Start of Rows
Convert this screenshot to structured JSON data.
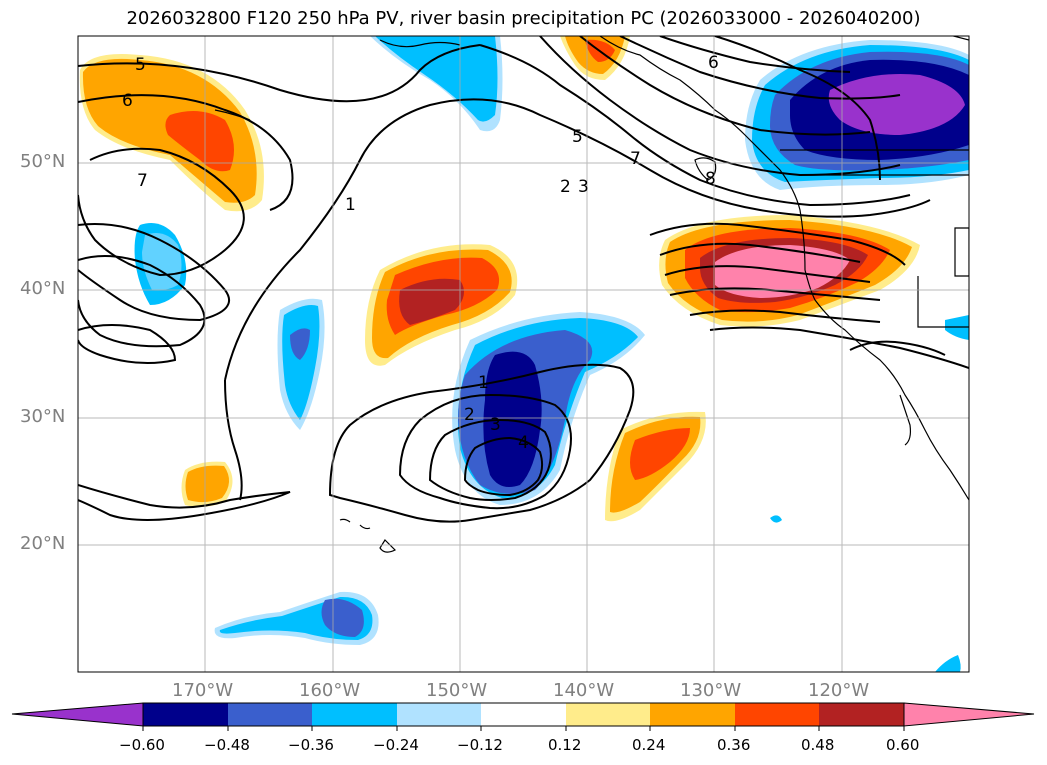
{
  "title": "2026032800 F120 250 hPa PV, river basin precipitation PC (2026033000 - 2026040200)",
  "lat_labels": [
    "50°N",
    "40°N",
    "30°N",
    "20°N"
  ],
  "lon_labels": [
    "170°W",
    "160°W",
    "150°W",
    "140°W",
    "130°W",
    "120°W"
  ],
  "colorbar": {
    "labels": [
      "−0.60",
      "−0.48",
      "−0.36",
      "−0.24",
      "−0.12",
      "0.12",
      "0.24",
      "0.36",
      "0.48",
      "0.60"
    ],
    "colors": [
      "#9932cc",
      "#00008b",
      "#3a5fcd",
      "#00bfff",
      "#b0e2ff",
      "#ffffff",
      "#ffec8b",
      "#ffa500",
      "#ff4500",
      "#b22222",
      "#ff82ab"
    ]
  },
  "contour_labels": [
    "5",
    "6",
    "7",
    "1",
    "6",
    "7",
    "5",
    "2",
    "3",
    "8",
    "1",
    "2",
    "3",
    "4"
  ]
}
End of Rows
Reproduce the data word for word, excluding its pictures.

Convert this screenshot to structured JSON data.
{
  "title": "2026032800 F120 250 hPa PV, river basin precipitation PC (2026033000 - 2026040200)",
  "lat_labels": [
    "50°N",
    "40°N",
    "30°N",
    "20°N"
  ],
  "lon_labels": [
    "170°W",
    "160°W",
    "150°W",
    "140°W",
    "130°W",
    "120°W"
  ],
  "colorbar": {
    "labels": [
      "−0.60",
      "−0.48",
      "−0.36",
      "−0.24",
      "−0.12",
      "0.12",
      "0.24",
      "0.36",
      "0.48",
      "0.60"
    ],
    "colors": [
      "#9932cc",
      "#00008b",
      "#3a5fcd",
      "#00bfff",
      "#b0e2ff",
      "#ffffff",
      "#ffec8b",
      "#ffa500",
      "#ff4500",
      "#b22222",
      "#ff82ab"
    ]
  },
  "contour_labels": [
    "5",
    "6",
    "7",
    "1",
    "6",
    "7",
    "5",
    "2",
    "3",
    "8",
    "1",
    "2",
    "3",
    "4"
  ]
}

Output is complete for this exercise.